**Suas instruções**
Extraia das entradas cada linha que contenha a palavra "subtitle", respeitando a diferença entre maiúsculas e minúsculas.

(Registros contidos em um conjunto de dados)

↓↓↓

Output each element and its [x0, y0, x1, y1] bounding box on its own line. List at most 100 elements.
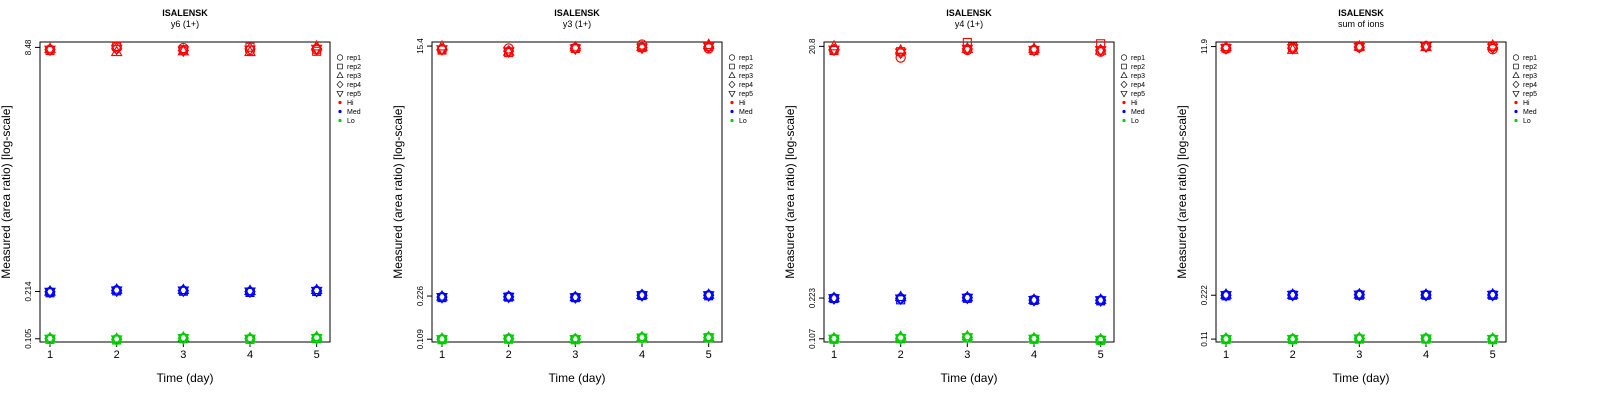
- legend-label: rep1: [1523, 55, 1537, 62]
- data-point-lo-rep5: [1420, 334, 1432, 346]
- legend-label: Lo: [1523, 118, 1531, 125]
- x-tick-label: 2: [898, 349, 904, 361]
- data-point-med-rep5: [310, 286, 323, 298]
- data-point-med-rep5: [1028, 296, 1040, 307]
- y-tick-label: 0.105: [24, 328, 33, 349]
- data-point-lo-rep5: [436, 335, 448, 346]
- x-tick-label: 3: [964, 349, 970, 361]
- legend-label: Hi: [1131, 100, 1138, 107]
- legend-label: rep5: [347, 91, 361, 98]
- x-tick-label: 4: [1423, 349, 1429, 361]
- legend-color-dot: [1122, 109, 1126, 114]
- data-point-lo-rep5: [110, 335, 123, 347]
- legend-label: rep4: [739, 82, 753, 89]
- data-point-hi-rep5: [1486, 43, 1499, 55]
- data-point-med-rep5: [894, 294, 907, 306]
- legend-color-dot: [338, 118, 342, 123]
- data-point-med-rep5: [1486, 290, 1499, 302]
- legend-color-dot: [1122, 100, 1126, 105]
- data-point-lo-rep3: [569, 332, 582, 344]
- data-point-lo-rep3: [1420, 331, 1432, 343]
- data-point-med-rep5: [44, 287, 56, 299]
- plot-frame: [431, 41, 723, 343]
- legend-marker: [336, 71, 344, 78]
- data-point-lo-rep3: [1486, 331, 1499, 343]
- data-point-hi-rep5: [1286, 44, 1299, 55]
- legend-marker: [728, 80, 736, 89]
- chart-title: ISALENSK: [162, 8, 208, 18]
- data-point-hi-rep2: [1096, 39, 1106, 49]
- data-point-hi-rep5: [894, 48, 907, 60]
- data-point-hi-rep5: [569, 44, 582, 56]
- plot-frame: [823, 41, 1115, 343]
- legend-label: rep3: [1131, 73, 1145, 80]
- legend-marker: [1120, 71, 1128, 78]
- x-tick-label: 5: [1098, 349, 1104, 361]
- legend-label: rep4: [1523, 82, 1537, 89]
- data-point-med-rep3: [1220, 288, 1232, 299]
- y-tick-label: 0.214: [24, 281, 33, 302]
- data-point-lo-rep5: [569, 335, 582, 346]
- data-point-lo-rep3: [828, 331, 840, 343]
- legend-color-dot: [338, 109, 342, 114]
- data-point-med-rep5: [502, 292, 515, 304]
- chart-subtitle: y3 (1+): [563, 19, 591, 29]
- legend-label: Lo: [1131, 118, 1139, 125]
- legend-color-dot: [730, 109, 734, 114]
- legend-label: rep5: [1131, 91, 1145, 98]
- data-point-med-rep3: [177, 283, 190, 295]
- data-point-hi-rep5: [1028, 45, 1040, 57]
- y-tick-label: 20.8: [808, 38, 817, 54]
- data-point-med-rep3: [44, 284, 56, 296]
- data-point-med-rep3: [1486, 287, 1499, 299]
- legend-label: rep1: [1131, 55, 1145, 62]
- legend-label: Med: [1523, 109, 1537, 116]
- x-axis-label: Time (day): [1333, 371, 1390, 385]
- data-point-med-rep3: [636, 288, 648, 300]
- x-tick-label: 5: [1490, 349, 1496, 361]
- legend-label: rep1: [739, 55, 753, 62]
- legend: rep1 rep2 rep3 rep4 rep5 Hi Med Lo: [1120, 54, 1145, 125]
- data-point-lo-rep5: [961, 333, 974, 344]
- legend-label: rep4: [1131, 82, 1145, 89]
- chart-subtitle: y4 (1+): [955, 19, 983, 29]
- x-tick-label: 4: [639, 349, 645, 361]
- data-point-lo-rep3: [702, 330, 715, 342]
- data-point-med-rep5: [1353, 290, 1366, 302]
- y-tick-label: 0.222: [1200, 285, 1209, 306]
- legend-label: rep2: [739, 64, 753, 71]
- data-point-lo-rep3: [436, 332, 448, 343]
- legend-label: Lo: [347, 118, 355, 125]
- legend-marker: [1121, 63, 1127, 70]
- legend-label: rep2: [1523, 64, 1537, 71]
- data-point-hi-rep5: [1420, 42, 1432, 54]
- data-point-med-rep5: [1094, 296, 1107, 307]
- data-point-hi-rep3: [177, 44, 190, 56]
- y-axis-label: Measured (area ratio) [log-scale]: [783, 105, 797, 278]
- y-tick-label: 0.109: [416, 329, 425, 350]
- data-point-lo-rep5: [636, 333, 648, 345]
- data-point-med-rep3: [1028, 293, 1040, 304]
- data-point-lo-rep3: [110, 332, 123, 343]
- chart-title: ISALENSK: [1338, 8, 1384, 18]
- data-point-hi-rep5: [702, 42, 715, 54]
- legend-color-dot: [338, 100, 342, 105]
- legend-marker: [1512, 91, 1520, 98]
- y-tick-label: 8.48: [24, 39, 33, 55]
- legend-label: rep3: [739, 73, 753, 80]
- legend-marker: [336, 80, 344, 89]
- data-point-lo-rep5: [894, 334, 907, 345]
- data-point-lo-rep3: [1028, 331, 1040, 343]
- data-point-hi-rep2: [962, 37, 972, 48]
- x-tick-label: 5: [314, 349, 320, 361]
- x-tick-label: 3: [180, 349, 186, 361]
- legend-label: rep2: [1131, 64, 1145, 71]
- data-point-med-rep3: [110, 283, 123, 294]
- data-point-hi-rep3: [961, 42, 974, 53]
- data-point-med-rep3: [702, 288, 715, 299]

↑↑↑

**Resultado da tarefa**
- chart-subtitle: y3 (1+): [563, 19, 591, 29]
- chart-subtitle: y4 (1+): [955, 19, 983, 29]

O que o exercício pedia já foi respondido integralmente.